--- Start of Records ---

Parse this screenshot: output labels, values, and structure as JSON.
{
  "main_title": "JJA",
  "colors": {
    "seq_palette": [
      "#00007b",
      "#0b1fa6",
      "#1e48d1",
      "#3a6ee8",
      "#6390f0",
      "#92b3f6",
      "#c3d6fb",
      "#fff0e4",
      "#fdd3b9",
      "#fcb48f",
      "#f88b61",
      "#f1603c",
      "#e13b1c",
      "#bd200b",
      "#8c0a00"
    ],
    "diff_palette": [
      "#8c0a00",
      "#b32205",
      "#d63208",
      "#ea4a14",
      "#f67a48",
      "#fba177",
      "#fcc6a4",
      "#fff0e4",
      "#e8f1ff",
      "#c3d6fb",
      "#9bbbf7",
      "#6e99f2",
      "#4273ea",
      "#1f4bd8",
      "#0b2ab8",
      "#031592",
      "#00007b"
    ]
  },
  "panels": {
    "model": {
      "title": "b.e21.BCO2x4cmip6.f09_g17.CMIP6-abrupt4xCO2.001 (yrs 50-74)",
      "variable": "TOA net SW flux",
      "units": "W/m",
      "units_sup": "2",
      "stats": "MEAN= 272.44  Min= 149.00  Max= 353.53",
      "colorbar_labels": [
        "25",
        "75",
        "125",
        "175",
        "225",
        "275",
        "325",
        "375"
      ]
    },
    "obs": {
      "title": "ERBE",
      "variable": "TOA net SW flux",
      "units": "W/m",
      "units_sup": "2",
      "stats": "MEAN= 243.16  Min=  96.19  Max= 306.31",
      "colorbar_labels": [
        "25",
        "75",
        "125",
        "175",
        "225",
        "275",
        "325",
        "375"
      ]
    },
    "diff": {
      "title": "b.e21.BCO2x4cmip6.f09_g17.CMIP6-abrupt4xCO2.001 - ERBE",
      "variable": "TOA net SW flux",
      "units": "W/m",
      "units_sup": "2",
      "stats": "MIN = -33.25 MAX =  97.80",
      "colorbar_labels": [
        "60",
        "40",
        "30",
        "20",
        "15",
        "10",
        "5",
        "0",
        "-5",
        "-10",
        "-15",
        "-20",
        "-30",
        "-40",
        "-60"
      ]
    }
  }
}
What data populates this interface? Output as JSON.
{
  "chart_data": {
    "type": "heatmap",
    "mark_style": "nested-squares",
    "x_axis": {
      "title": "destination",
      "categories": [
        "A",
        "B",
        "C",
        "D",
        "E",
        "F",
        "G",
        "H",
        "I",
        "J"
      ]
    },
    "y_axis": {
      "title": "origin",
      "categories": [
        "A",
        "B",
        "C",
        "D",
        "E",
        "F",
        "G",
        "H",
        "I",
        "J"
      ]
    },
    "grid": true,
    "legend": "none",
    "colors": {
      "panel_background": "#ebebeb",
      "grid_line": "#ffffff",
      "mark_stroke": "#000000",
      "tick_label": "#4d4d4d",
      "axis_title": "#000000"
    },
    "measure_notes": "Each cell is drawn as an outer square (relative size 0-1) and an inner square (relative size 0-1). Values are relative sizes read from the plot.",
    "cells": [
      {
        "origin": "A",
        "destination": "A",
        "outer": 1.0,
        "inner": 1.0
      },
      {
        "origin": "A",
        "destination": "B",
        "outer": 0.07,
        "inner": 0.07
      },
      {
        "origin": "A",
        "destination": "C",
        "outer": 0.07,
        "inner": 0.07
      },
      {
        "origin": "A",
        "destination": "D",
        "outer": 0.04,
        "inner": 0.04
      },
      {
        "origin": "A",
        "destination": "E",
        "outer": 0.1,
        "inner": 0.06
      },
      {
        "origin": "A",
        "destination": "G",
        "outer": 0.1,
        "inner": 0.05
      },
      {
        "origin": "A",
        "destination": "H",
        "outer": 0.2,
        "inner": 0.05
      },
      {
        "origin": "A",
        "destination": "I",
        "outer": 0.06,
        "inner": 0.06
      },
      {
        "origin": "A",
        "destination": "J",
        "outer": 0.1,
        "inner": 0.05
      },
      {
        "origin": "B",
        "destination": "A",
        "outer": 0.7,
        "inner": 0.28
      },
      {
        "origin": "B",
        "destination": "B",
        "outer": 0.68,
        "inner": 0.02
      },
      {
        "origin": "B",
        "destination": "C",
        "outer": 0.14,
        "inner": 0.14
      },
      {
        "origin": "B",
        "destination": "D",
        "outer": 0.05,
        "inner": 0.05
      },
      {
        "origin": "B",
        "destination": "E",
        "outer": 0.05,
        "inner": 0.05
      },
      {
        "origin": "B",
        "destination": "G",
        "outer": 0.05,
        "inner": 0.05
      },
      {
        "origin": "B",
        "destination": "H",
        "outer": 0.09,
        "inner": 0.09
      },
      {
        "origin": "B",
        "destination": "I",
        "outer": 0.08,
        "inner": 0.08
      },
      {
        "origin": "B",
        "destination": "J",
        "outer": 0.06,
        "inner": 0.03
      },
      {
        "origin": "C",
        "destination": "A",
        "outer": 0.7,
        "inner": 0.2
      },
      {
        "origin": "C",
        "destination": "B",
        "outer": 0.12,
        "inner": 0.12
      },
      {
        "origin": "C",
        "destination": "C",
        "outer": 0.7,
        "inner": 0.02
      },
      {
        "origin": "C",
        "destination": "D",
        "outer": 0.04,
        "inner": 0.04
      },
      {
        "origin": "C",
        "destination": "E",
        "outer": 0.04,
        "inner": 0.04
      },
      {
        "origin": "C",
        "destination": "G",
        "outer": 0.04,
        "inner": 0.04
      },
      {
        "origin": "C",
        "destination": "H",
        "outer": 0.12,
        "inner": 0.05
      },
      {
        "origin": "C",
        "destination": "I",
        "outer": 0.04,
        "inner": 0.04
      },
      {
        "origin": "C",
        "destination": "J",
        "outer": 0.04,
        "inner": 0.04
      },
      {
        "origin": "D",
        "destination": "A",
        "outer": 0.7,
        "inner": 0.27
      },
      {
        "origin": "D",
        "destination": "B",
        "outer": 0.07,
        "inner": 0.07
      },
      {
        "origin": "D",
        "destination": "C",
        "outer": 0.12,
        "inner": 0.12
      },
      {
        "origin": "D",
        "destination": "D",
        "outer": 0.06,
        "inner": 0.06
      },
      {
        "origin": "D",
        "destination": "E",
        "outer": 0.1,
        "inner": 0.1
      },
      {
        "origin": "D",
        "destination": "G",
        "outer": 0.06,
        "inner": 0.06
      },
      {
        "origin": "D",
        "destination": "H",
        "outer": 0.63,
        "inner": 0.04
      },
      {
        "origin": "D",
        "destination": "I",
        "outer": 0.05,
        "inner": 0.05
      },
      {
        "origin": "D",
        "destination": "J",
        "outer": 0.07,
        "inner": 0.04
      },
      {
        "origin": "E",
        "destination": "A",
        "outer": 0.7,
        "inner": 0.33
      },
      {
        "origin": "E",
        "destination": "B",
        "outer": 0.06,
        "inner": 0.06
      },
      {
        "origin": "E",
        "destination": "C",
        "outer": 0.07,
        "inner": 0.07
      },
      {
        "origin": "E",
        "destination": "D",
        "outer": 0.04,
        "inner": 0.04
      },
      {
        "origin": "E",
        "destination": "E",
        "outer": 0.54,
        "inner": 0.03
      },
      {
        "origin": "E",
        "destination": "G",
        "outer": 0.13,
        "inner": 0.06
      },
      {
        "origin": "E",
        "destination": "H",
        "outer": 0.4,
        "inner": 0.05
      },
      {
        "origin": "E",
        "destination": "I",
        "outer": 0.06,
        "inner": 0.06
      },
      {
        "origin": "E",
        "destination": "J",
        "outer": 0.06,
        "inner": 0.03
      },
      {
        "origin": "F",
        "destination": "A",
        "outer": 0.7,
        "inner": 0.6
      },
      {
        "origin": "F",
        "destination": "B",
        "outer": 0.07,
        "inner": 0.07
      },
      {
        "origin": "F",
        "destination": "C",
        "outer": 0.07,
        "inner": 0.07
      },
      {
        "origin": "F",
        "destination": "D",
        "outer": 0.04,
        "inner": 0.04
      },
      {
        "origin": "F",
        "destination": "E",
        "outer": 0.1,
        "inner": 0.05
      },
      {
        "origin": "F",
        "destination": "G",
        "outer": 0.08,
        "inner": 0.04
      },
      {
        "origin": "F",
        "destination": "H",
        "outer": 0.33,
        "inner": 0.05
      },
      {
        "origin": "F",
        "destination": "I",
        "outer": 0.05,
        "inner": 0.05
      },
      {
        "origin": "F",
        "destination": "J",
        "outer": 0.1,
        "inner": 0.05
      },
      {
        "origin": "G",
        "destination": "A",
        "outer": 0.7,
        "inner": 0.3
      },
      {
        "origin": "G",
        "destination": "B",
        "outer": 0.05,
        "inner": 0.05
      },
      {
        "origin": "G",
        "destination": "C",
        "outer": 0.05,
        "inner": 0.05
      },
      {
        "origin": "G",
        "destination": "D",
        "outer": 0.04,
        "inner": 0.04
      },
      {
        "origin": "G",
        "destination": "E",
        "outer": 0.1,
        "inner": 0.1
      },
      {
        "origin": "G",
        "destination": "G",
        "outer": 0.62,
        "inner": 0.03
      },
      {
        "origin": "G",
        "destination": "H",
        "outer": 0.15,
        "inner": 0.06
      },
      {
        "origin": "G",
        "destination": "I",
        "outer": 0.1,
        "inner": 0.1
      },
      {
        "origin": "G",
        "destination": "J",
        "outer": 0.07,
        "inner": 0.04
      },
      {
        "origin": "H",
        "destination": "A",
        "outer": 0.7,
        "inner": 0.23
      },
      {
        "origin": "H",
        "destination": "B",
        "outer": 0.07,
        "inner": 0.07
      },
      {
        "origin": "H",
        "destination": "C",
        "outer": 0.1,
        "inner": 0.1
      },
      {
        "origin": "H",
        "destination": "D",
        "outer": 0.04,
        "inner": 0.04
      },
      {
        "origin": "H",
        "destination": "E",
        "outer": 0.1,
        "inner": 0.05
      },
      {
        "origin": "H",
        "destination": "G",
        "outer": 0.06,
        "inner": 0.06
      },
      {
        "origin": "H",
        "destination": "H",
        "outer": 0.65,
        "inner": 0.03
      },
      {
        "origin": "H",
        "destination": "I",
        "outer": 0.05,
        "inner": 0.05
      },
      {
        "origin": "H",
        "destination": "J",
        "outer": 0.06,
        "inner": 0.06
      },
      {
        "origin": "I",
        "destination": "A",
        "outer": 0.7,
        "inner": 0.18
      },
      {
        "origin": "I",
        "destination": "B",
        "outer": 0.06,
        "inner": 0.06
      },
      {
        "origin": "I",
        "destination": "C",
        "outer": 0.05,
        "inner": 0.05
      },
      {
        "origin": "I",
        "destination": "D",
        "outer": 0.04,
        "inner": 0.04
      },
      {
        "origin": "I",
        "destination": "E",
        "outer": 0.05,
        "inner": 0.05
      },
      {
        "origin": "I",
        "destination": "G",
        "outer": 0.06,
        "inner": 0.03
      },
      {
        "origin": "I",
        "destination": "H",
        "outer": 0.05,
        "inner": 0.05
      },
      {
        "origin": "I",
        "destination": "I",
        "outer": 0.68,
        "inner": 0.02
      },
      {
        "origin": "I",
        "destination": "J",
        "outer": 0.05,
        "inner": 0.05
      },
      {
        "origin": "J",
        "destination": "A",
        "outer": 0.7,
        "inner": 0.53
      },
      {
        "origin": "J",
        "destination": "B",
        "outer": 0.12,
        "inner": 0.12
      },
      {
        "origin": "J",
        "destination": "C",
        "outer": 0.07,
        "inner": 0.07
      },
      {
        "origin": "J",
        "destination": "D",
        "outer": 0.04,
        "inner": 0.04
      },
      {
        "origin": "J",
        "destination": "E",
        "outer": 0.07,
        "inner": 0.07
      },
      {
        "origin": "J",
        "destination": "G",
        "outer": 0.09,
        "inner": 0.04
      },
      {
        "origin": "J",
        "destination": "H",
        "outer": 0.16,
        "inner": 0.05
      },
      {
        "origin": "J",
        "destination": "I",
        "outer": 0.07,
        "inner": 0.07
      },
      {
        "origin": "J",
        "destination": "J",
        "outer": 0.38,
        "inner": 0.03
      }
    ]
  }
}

--- End of Records ---

▶ **What you will do**: From the records above, copy every line that holds the word "MEAN".

▶ **Final result**:
      "stats": "MEAN= 272.44  Min= 149.00  Max= 353.53",
      "stats": "MEAN= 243.16  Min=  96.19  Max= 306.31",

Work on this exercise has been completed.